AIM >> Extract the final stretch of the data: the line that contains "Extract all readable text from this page." and every line after it, unaltered, and no other lines.

RECORDS FOR THE TASK >>
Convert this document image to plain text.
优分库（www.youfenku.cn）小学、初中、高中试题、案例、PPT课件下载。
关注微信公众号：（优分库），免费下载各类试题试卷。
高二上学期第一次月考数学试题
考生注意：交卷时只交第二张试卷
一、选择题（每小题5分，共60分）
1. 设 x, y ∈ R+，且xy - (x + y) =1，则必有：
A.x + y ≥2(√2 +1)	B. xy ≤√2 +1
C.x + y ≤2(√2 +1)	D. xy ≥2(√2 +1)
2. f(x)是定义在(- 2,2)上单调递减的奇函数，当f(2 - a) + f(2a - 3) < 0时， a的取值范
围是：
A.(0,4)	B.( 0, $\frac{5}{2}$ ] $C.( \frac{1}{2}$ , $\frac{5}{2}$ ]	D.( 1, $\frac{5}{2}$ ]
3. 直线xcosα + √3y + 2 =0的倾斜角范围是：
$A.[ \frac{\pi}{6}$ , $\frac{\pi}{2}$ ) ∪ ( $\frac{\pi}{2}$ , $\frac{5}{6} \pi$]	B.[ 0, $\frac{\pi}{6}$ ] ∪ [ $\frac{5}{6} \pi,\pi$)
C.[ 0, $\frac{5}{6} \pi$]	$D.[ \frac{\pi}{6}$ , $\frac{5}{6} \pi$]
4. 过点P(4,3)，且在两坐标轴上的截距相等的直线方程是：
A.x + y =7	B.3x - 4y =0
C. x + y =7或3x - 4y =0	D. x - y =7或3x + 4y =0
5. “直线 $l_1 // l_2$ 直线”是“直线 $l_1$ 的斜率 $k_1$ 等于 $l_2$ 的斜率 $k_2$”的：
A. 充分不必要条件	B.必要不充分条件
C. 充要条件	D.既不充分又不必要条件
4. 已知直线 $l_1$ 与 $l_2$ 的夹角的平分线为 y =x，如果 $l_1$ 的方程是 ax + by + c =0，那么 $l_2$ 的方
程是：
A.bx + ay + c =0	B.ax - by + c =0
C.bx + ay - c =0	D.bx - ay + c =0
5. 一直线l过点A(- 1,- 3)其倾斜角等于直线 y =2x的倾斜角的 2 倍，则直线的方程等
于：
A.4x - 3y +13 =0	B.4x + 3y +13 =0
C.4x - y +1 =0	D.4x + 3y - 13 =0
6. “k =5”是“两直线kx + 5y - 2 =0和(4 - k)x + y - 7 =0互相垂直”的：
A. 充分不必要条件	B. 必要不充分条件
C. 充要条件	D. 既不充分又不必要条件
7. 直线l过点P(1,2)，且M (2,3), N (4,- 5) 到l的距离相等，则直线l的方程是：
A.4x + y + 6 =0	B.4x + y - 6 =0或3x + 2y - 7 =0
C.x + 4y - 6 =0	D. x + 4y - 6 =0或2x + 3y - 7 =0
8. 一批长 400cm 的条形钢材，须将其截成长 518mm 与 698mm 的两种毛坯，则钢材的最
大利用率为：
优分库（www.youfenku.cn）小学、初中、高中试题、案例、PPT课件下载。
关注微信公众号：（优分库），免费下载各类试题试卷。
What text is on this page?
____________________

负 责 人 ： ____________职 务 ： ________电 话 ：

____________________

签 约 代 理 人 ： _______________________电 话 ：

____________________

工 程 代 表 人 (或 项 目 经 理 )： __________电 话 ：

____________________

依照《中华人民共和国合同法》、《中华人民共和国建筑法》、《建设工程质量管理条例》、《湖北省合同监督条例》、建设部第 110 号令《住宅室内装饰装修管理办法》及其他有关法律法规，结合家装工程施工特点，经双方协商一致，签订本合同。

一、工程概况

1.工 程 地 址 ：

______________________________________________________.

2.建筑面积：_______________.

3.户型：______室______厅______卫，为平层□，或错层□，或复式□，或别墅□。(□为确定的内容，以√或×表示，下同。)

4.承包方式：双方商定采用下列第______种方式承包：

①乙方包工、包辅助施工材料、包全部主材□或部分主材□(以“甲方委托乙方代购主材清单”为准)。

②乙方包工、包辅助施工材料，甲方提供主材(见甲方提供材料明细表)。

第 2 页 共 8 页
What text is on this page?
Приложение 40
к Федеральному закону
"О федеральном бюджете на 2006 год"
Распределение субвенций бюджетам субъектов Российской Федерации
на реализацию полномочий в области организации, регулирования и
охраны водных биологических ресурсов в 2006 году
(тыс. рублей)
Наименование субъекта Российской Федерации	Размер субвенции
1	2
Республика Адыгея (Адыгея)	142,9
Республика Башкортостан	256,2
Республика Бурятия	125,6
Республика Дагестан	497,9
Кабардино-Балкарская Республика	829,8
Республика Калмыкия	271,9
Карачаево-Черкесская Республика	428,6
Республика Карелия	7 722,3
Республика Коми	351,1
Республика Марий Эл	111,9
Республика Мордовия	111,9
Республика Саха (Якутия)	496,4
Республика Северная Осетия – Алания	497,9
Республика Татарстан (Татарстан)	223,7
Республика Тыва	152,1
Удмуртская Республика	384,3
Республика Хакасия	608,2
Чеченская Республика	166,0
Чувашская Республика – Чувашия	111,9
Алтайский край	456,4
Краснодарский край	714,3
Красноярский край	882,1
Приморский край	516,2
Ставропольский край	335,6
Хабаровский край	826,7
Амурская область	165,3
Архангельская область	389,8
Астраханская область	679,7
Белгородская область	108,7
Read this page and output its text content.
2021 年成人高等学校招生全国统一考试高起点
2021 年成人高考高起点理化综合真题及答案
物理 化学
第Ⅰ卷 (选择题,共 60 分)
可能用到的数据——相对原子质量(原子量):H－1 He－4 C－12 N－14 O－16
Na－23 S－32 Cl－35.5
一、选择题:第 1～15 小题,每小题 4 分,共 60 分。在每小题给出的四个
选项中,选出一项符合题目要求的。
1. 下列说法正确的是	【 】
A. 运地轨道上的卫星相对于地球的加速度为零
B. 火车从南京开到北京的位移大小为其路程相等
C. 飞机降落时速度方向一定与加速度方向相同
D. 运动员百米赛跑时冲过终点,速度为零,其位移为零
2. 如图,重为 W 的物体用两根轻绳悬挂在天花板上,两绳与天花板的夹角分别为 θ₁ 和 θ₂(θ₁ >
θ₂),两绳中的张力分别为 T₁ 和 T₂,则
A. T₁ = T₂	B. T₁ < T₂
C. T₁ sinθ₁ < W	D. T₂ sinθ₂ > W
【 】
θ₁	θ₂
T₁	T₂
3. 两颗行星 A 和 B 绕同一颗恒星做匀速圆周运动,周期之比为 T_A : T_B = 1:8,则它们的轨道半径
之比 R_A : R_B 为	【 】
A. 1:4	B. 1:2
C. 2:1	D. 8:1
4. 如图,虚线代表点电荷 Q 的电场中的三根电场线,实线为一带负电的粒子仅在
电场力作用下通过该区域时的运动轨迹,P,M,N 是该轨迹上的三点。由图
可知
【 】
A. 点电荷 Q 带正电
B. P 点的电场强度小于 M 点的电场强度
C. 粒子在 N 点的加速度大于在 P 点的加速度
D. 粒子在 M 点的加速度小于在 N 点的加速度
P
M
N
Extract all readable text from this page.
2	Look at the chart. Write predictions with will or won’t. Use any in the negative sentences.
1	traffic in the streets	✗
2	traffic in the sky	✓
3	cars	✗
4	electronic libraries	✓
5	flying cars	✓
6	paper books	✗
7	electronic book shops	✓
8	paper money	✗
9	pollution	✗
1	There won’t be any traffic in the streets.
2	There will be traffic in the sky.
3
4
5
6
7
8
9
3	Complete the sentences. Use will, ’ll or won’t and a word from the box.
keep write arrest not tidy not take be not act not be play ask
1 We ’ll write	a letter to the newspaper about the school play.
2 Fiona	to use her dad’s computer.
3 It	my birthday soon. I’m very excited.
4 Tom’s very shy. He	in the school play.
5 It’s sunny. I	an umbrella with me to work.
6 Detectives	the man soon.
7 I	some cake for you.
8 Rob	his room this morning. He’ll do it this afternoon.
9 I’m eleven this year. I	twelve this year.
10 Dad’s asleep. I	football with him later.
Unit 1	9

RESULT >>
Extract all readable text from this page.
2	Look at the chart. Write predictions with will or won’t. Use any in the negative sentences.
1	traffic in the streets	✗
2	traffic in the sky	✓
3	cars	✗
4	electronic libraries	✓
5	flying cars	✓
6	paper books	✗
7	electronic book shops	✓
8	paper money	✗
9	pollution	✗
1	There won’t be any traffic in the streets.
2	There will be traffic in the sky.
3
4
5
6
7
8
9
3	Complete the sentences. Use will, ’ll or won’t and a word from the box.
keep write arrest not tidy not take be not act not be play ask
1 We ’ll write	a letter to the newspaper about the school play.
2 Fiona	to use her dad’s computer.
3 It	my birthday soon. I’m very excited.
4 Tom’s very shy. He	in the school play.
5 It’s sunny. I	an umbrella with me to work.
6 Detectives	the man soon.
7 I	some cake for you.
8 Rob	his room this morning. He’ll do it this afternoon.
9 I’m eleven this year. I	twelve this year.
10 Dad’s asleep. I	football with him later.
Unit 1	9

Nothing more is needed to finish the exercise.